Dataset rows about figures
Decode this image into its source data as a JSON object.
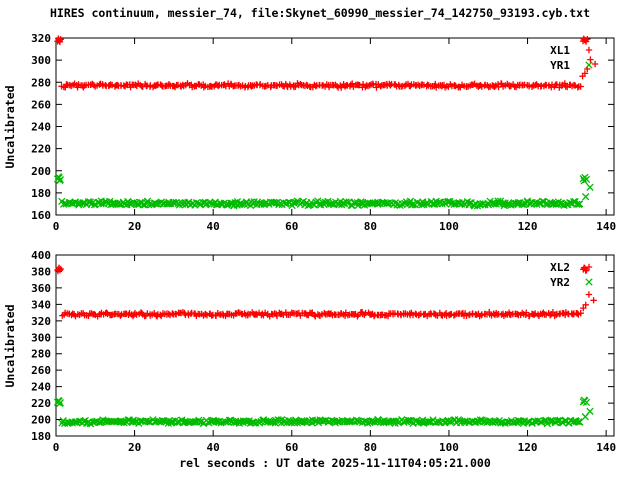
{
  "figure": {
    "title": "HIRES continuum, messier_74, file:Skynet_60990_messier_74_142750_93193.cyb.txt",
    "xlabel": "rel seconds : UT date 2025-11-11T04:05:21.000",
    "background": "#ffffff"
  },
  "chart_data": [
    {
      "type": "scatter",
      "ylabel": "Uncalibrated",
      "xlim": [
        0,
        142
      ],
      "ylim": [
        160,
        320
      ],
      "xticks": [
        0,
        20,
        40,
        60,
        80,
        100,
        120,
        140
      ],
      "yticks": [
        160,
        180,
        200,
        220,
        240,
        260,
        280,
        300,
        320
      ],
      "grid": false,
      "legend_position": "top-right",
      "series": [
        {
          "name": "XL1",
          "marker": "plus",
          "color": "#ff0000",
          "band": {
            "x_start": 1.6,
            "x_end": 133.4,
            "y_center": 277,
            "y_spread": 2.2,
            "count": 340
          },
          "points": [
            [
              0.4,
              317.0
            ],
            [
              0.7,
              318.2
            ],
            [
              1.0,
              316.5
            ],
            [
              1.2,
              318.8
            ],
            [
              0.6,
              319.5
            ],
            [
              0.9,
              317.6
            ],
            [
              134.1,
              317.2
            ],
            [
              134.5,
              318.4
            ],
            [
              134.9,
              316.8
            ],
            [
              135.2,
              318.9
            ],
            [
              134.3,
              319.3
            ],
            [
              134.7,
              317.8
            ],
            [
              134.0,
              285.5
            ],
            [
              134.6,
              288.0
            ],
            [
              135.2,
              292.0
            ],
            [
              136.0,
              300.5
            ],
            [
              137.2,
              296.5
            ]
          ]
        },
        {
          "name": "YR1",
          "marker": "cross",
          "color": "#00bb00",
          "band": {
            "x_start": 1.6,
            "x_end": 133.4,
            "y_center": 170.5,
            "y_spread": 2.4,
            "count": 340
          },
          "points": [
            [
              0.4,
              192.5
            ],
            [
              0.8,
              193.8
            ],
            [
              1.1,
              192.0
            ],
            [
              0.6,
              194.5
            ],
            [
              1.0,
              191.2
            ],
            [
              134.2,
              192.8
            ],
            [
              134.6,
              194.0
            ],
            [
              135.0,
              192.2
            ],
            [
              134.4,
              190.8
            ],
            [
              135.9,
              185.0
            ],
            [
              134.8,
              176.5
            ]
          ]
        }
      ]
    },
    {
      "type": "scatter",
      "ylabel": "Uncalibrated",
      "xlim": [
        0,
        142
      ],
      "ylim": [
        180,
        400
      ],
      "xticks": [
        0,
        20,
        40,
        60,
        80,
        100,
        120,
        140
      ],
      "yticks": [
        180,
        200,
        220,
        240,
        260,
        280,
        300,
        320,
        340,
        360,
        380,
        400
      ],
      "grid": false,
      "legend_position": "top-right",
      "series": [
        {
          "name": "XL2",
          "marker": "plus",
          "color": "#ff0000",
          "band": {
            "x_start": 1.6,
            "x_end": 133.4,
            "y_center": 328,
            "y_spread": 2.8,
            "count": 340
          },
          "points": [
            [
              0.4,
              382.0
            ],
            [
              0.7,
              383.5
            ],
            [
              1.0,
              381.5
            ],
            [
              0.8,
              384.5
            ],
            [
              0.5,
              380.5
            ],
            [
              1.2,
              383.0
            ],
            [
              134.2,
              382.5
            ],
            [
              134.6,
              383.8
            ],
            [
              135.0,
              381.8
            ],
            [
              134.4,
              384.6
            ],
            [
              134.8,
              380.9
            ],
            [
              134.2,
              335.5
            ],
            [
              134.8,
              339.5
            ],
            [
              135.6,
              352.0
            ],
            [
              136.8,
              345.0
            ]
          ]
        },
        {
          "name": "YR2",
          "marker": "cross",
          "color": "#00bb00",
          "band": {
            "x_start": 1.6,
            "x_end": 133.4,
            "y_center": 197.5,
            "y_spread": 2.6,
            "count": 340
          },
          "points": [
            [
              0.4,
              221.0
            ],
            [
              0.8,
              222.5
            ],
            [
              1.1,
              220.5
            ],
            [
              0.6,
              223.2
            ],
            [
              1.0,
              219.8
            ],
            [
              134.2,
              221.5
            ],
            [
              134.6,
              222.8
            ],
            [
              135.0,
              220.8
            ],
            [
              134.4,
              223.5
            ],
            [
              135.9,
              210.0
            ],
            [
              134.7,
              203.5
            ]
          ]
        }
      ]
    }
  ]
}
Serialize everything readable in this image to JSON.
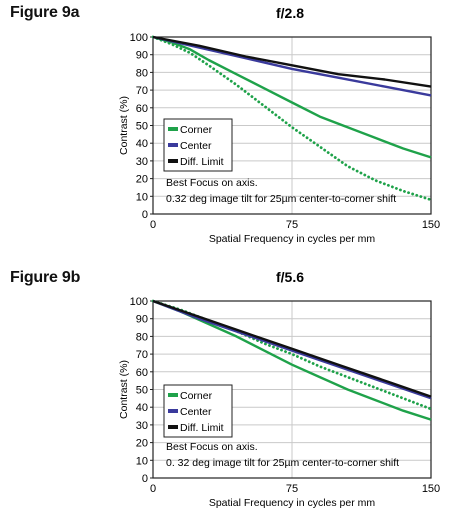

Work to be completed: Quote each record exactly as it stands, minus the pictures.

Solution for this problem:
Decode this image into its source data as a JSON object.
{
  "figure": {
    "title": "HIRES continuum, messier_74, file:Skynet_60990_messier_74_142750_93193.cyb.txt",
    "xlabel": "rel seconds : UT date 2025-11-11T04:05:21.000",
    "background": "#ffffff"
  },
  "chart_data": [
    {
      "type": "scatter",
      "ylabel": "Uncalibrated",
      "xlim": [
        0,
        142
      ],
      "ylim": [
        160,
        320
      ],
      "xticks": [
        0,
        20,
        40,
        60,
        80,
        100,
        120,
        140
      ],
      "yticks": [
        160,
        180,
        200,
        220,
        240,
        260,
        280,
        300,
        320
      ],
      "grid": false,
      "legend_position": "top-right",
      "series": [
        {
          "name": "XL1",
          "marker": "plus",
          "color": "#ff0000",
          "band": {
            "x_start": 1.6,
            "x_end": 133.4,
            "y_center": 277,
            "y_spread": 2.2,
            "count": 340
          },
          "points": [
            [
              0.4,
              317.0
            ],
            [
              0.7,
              318.2
            ],
            [
              1.0,
              316.5
            ],
            [
              1.2,
              318.8
            ],
            [
              0.6,
              319.5
            ],
            [
              0.9,
              317.6
            ],
            [
              134.1,
              317.2
            ],
            [
              134.5,
              318.4
            ],
            [
              134.9,
              316.8
            ],
            [
              135.2,
              318.9
            ],
            [
              134.3,
              319.3
            ],
            [
              134.7,
              317.8
            ],
            [
              134.0,
              285.5
            ],
            [
              134.6,
              288.0
            ],
            [
              135.2,
              292.0
            ],
            [
              136.0,
              300.5
            ],
            [
              137.2,
              296.5
            ]
          ]
        },
        {
          "name": "YR1",
          "marker": "cross",
          "color": "#00bb00",
          "band": {
            "x_start": 1.6,
            "x_end": 133.4,
            "y_center": 170.5,
            "y_spread": 2.4,
            "count": 340
          },
          "points": [
            [
              0.4,
              192.5
            ],
            [
              0.8,
              193.8
            ],
            [
              1.1,
              192.0
            ],
            [
              0.6,
              194.5
            ],
            [
              1.0,
              191.2
            ],
            [
              134.2,
              192.8
            ],
            [
              134.6,
              194.0
            ],
            [
              135.0,
              192.2
            ],
            [
              134.4,
              190.8
            ],
            [
              135.9,
              185.0
            ],
            [
              134.8,
              176.5
            ]
          ]
        }
      ]
    },
    {
      "type": "scatter",
      "ylabel": "Uncalibrated",
      "xlim": [
        0,
        142
      ],
      "ylim": [
        180,
        400
      ],
      "xticks": [
        0,
        20,
        40,
        60,
        80,
        100,
        120,
        140
      ],
      "yticks": [
        180,
        200,
        220,
        240,
        260,
        280,
        300,
        320,
        340,
        360,
        380,
        400
      ],
      "grid": false,
      "legend_position": "top-right",
      "series": [
        {
          "name": "XL2",
          "marker": "plus",
          "color": "#ff0000",
          "band": {
            "x_start": 1.6,
            "x_end": 133.4,
            "y_center": 328,
            "y_spread": 2.8,
            "count": 340
          },
          "points": [
            [
              0.4,
              382.0
            ],
            [
              0.7,
              383.5
            ],
            [
              1.0,
              381.5
            ],
            [
              0.8,
              384.5
            ],
            [
              0.5,
              380.5
            ],
            [
              1.2,
              383.0
            ],
            [
              134.2,
              382.5
            ],
            [
              134.6,
              383.8
            ],
            [
              135.0,
              381.8
            ],
            [
              134.4,
              384.6
            ],
            [
              134.8,
              380.9
            ],
            [
              134.2,
              335.5
            ],
            [
              134.8,
              339.5
            ],
            [
              135.6,
              352.0
            ],
            [
              136.8,
              345.0
            ]
          ]
        },
        {
          "name": "YR2",
          "marker": "cross",
          "color": "#00bb00",
          "band": {
            "x_start": 1.6,
            "x_end": 133.4,
            "y_center": 197.5,
            "y_spread": 2.6,
            "count": 340
          },
          "points": [
            [
              0.4,
              221.0
            ],
            [
              0.8,
              222.5
            ],
            [
              1.1,
              220.5
            ],
            [
              0.6,
              223.2
            ],
            [
              1.0,
              219.8
            ],
            [
              134.2,
              221.5
            ],
            [
              134.6,
              222.8
            ],
            [
              135.0,
              220.8
            ],
            [
              134.4,
              223.5
            ],
            [
              135.9,
              210.0
            ],
            [
              134.7,
              203.5
            ]
          ]
        }
      ]
    }
  ]
}
Serialize everything readable in this image to JSON.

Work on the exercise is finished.